• Task: Leaving out the pictures, output the lines from the one that contains "What's the underlying" through the end of the material, exactly as they stand.

• Working data:
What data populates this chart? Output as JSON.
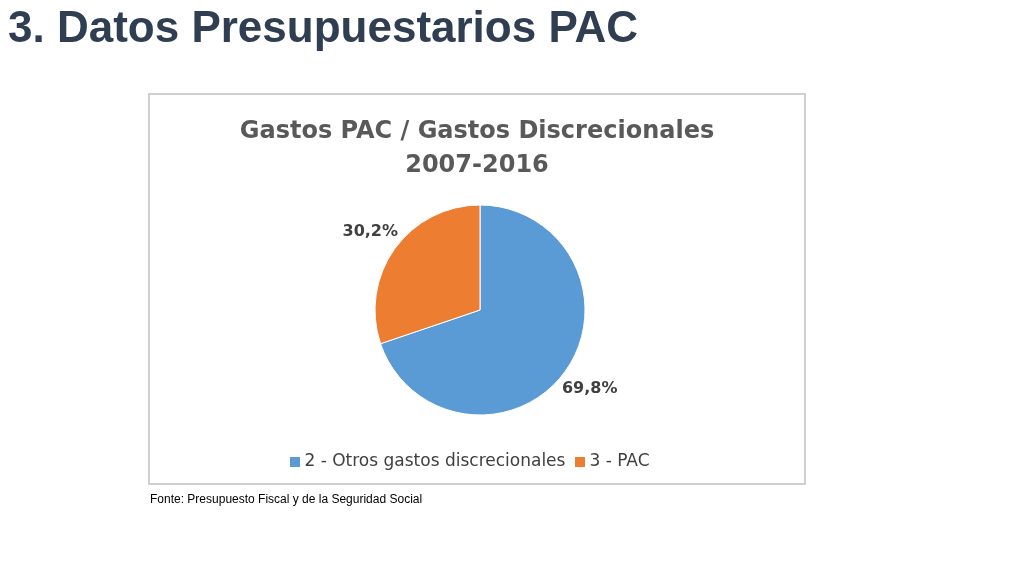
{
  "chart_data": {
    "type": "pie",
    "title": "3. Datos Presupuestarios PAC",
    "subtitle": "Gastos PAC / Gastos Discrecionales\n2007-2016",
    "categories": [
      "2 - Otros gastos discrecionales",
      "3 - PAC"
    ],
    "values": [
      69.8,
      30.2
    ],
    "colors": [
      "#5b9bd5",
      "#ed7d31"
    ],
    "value_labels": [
      "69,8%",
      "30,2%"
    ],
    "legend": "bottom",
    "annotations": [
      "Fonte: Presupuesto Fiscal y de la Seguridad Social"
    ]
  }
}
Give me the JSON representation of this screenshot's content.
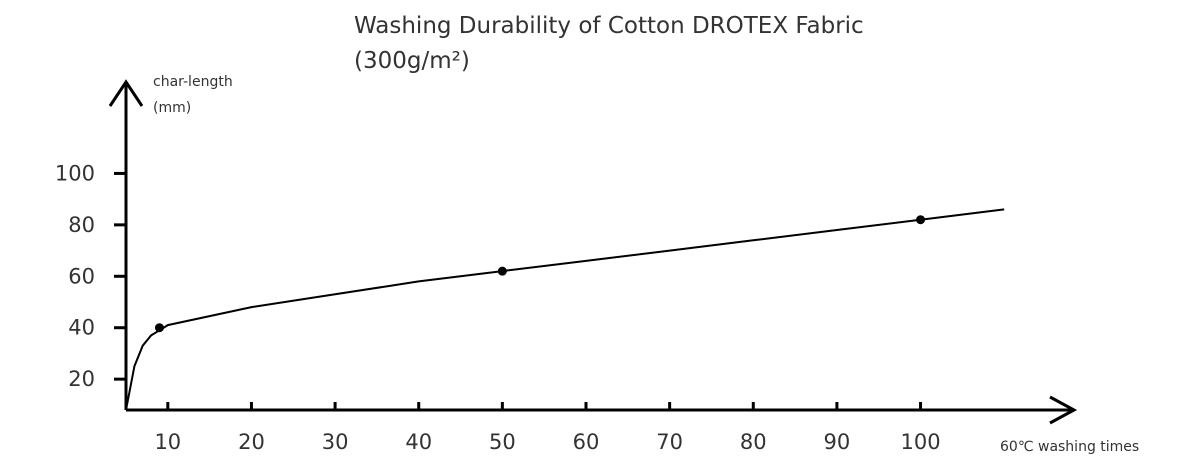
{
  "chart_data": {
    "type": "line",
    "title_line1": "Washing Durability of Cotton DROTEX Fabric",
    "title_line2": "(300g/m²)",
    "ylabel_line1": "char-length",
    "ylabel_line2": "(mm)",
    "xlabel": "60℃ washing times",
    "x_ticks": [
      10,
      20,
      30,
      40,
      50,
      60,
      70,
      80,
      90,
      100
    ],
    "x_tick_labels": [
      "10",
      "20",
      "30",
      "40",
      "50",
      "60",
      "70",
      "80",
      "90",
      "100"
    ],
    "y_ticks": [
      20,
      40,
      60,
      80,
      100
    ],
    "y_tick_labels": [
      "20",
      "40",
      "60",
      "80",
      "100"
    ],
    "xlim": [
      5,
      115
    ],
    "ylim": [
      8,
      120
    ],
    "grid": false,
    "series": [
      {
        "x": [
          5,
          6,
          7,
          8,
          9,
          10,
          20,
          30,
          40,
          50,
          60,
          70,
          80,
          90,
          100,
          110
        ],
        "y": [
          8,
          25,
          33,
          37,
          39,
          41,
          48,
          53,
          58,
          62,
          66,
          70,
          74,
          78,
          82,
          86
        ]
      }
    ],
    "markers": {
      "x": [
        9,
        50,
        100
      ],
      "y": [
        40,
        62,
        82
      ]
    }
  }
}
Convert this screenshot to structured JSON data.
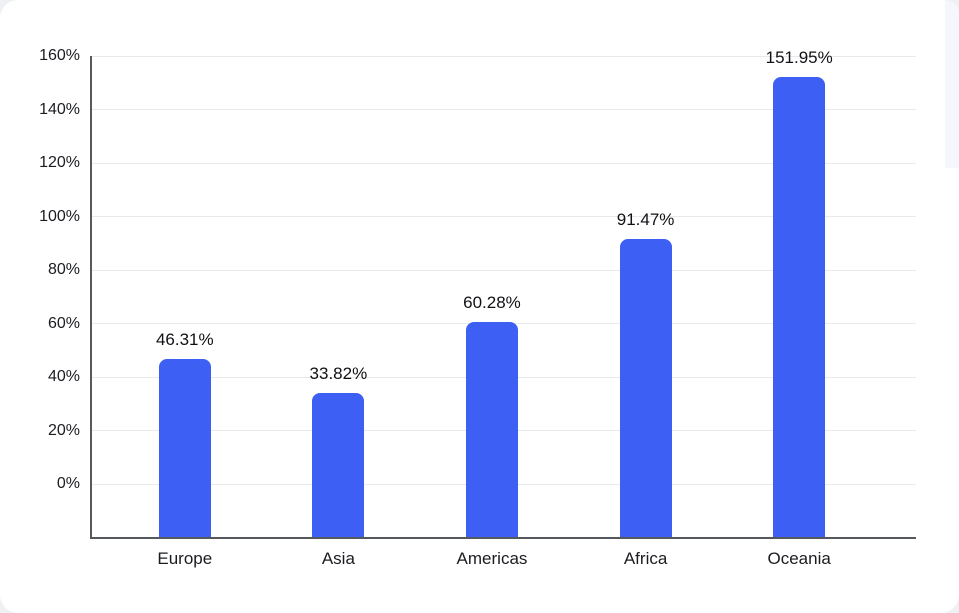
{
  "page": {
    "background_color": "#eff0f3",
    "card_color": "#ffffff"
  },
  "chart_data": {
    "type": "bar",
    "title": "",
    "xlabel": "",
    "ylabel": "",
    "categories": [
      "Europe",
      "Asia",
      "Americas",
      "Africa",
      "Oceania"
    ],
    "values": [
      46.31,
      33.82,
      60.28,
      91.47,
      151.95
    ],
    "value_labels": [
      "46.31%",
      "33.82%",
      "60.28%",
      "91.47%",
      "151.95%"
    ],
    "ytick_labels": [
      "0%",
      "20%",
      "40%",
      "60%",
      "80%",
      "100%",
      "120%",
      "140%",
      "160%"
    ],
    "ytick_values": [
      0,
      20,
      40,
      60,
      80,
      100,
      120,
      140,
      160
    ],
    "ylim": [
      -20,
      160
    ],
    "grid": "horizontal",
    "legend": "none",
    "bar_color": "#3d5ff3",
    "gridline_color": "#e8e9eb",
    "axis_color": "#55585c",
    "text_color": "#1a1c20"
  }
}
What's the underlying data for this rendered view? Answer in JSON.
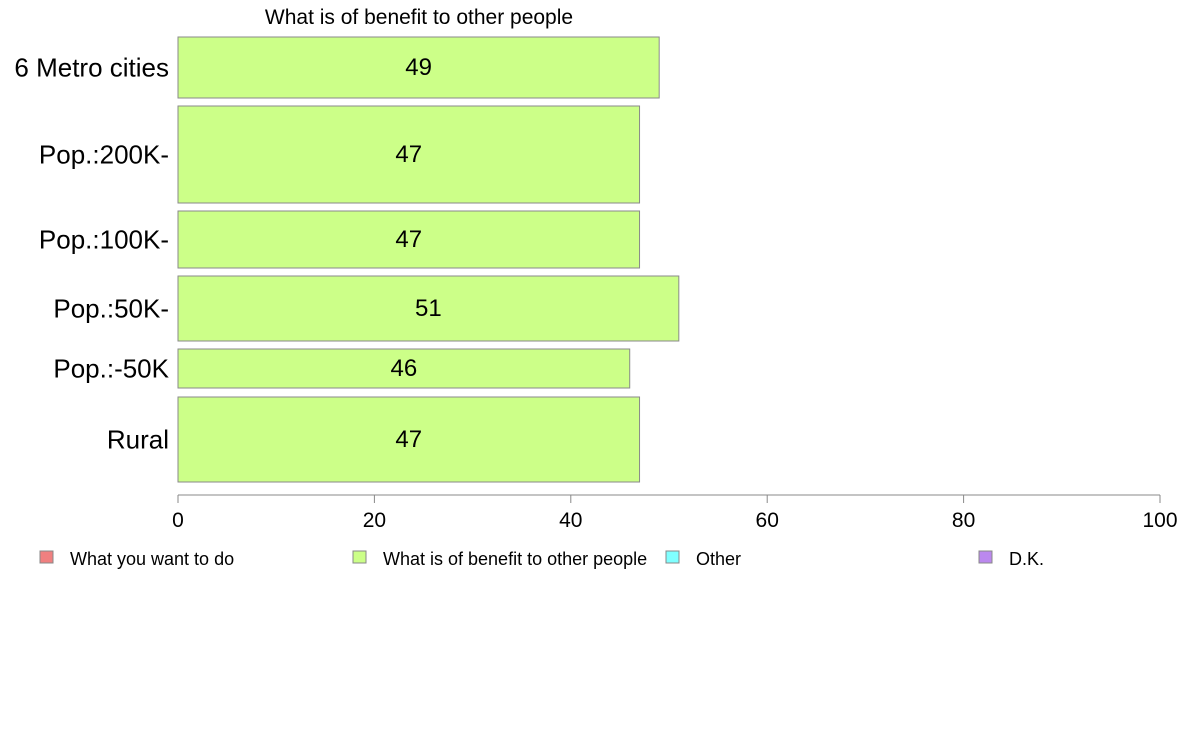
{
  "chart_data": {
    "type": "bar",
    "orientation": "horizontal",
    "title": "What is of benefit to other people",
    "categories": [
      "6 Metro cities",
      "Pop.:200K-",
      "Pop.:100K-",
      "Pop.:50K-",
      "Pop.:-50K",
      "Rural"
    ],
    "series": [
      {
        "name": "What is of benefit to other people",
        "values": [
          49,
          47,
          47,
          51,
          46,
          47
        ],
        "color": "#ccff88"
      }
    ],
    "xlim": [
      0,
      100
    ],
    "xticks": [
      "0",
      "20",
      "40",
      "60",
      "80",
      "100"
    ],
    "grid": false,
    "legend_position": "bottom",
    "legend": [
      {
        "label": "What you want to do",
        "color": "#f08080"
      },
      {
        "label": "What is of benefit to other people",
        "color": "#ccff88"
      },
      {
        "label": "Other",
        "color": "#80ffff"
      },
      {
        "label": "D.K.",
        "color": "#bb88ee"
      }
    ]
  }
}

• Solution below:
What's the underlying data for this rendered view? Answer in JSON.
{
  "chart_data": {
    "type": "bar",
    "orientation": "horizontal",
    "title": "What is of benefit to other people",
    "categories": [
      "6 Metro cities",
      "Pop.:200K-",
      "Pop.:100K-",
      "Pop.:50K-",
      "Pop.:-50K",
      "Rural"
    ],
    "series": [
      {
        "name": "What is of benefit to other people",
        "values": [
          49,
          47,
          47,
          51,
          46,
          47
        ],
        "color": "#ccff88"
      }
    ],
    "xlim": [
      0,
      100
    ],
    "xticks": [
      "0",
      "20",
      "40",
      "60",
      "80",
      "100"
    ],
    "grid": false,
    "legend_position": "bottom",
    "legend": [
      {
        "label": "What you want to do",
        "color": "#f08080"
      },
      {
        "label": "What is of benefit to other people",
        "color": "#ccff88"
      },
      {
        "label": "Other",
        "color": "#80ffff"
      },
      {
        "label": "D.K.",
        "color": "#bb88ee"
      }
    ]
  }
}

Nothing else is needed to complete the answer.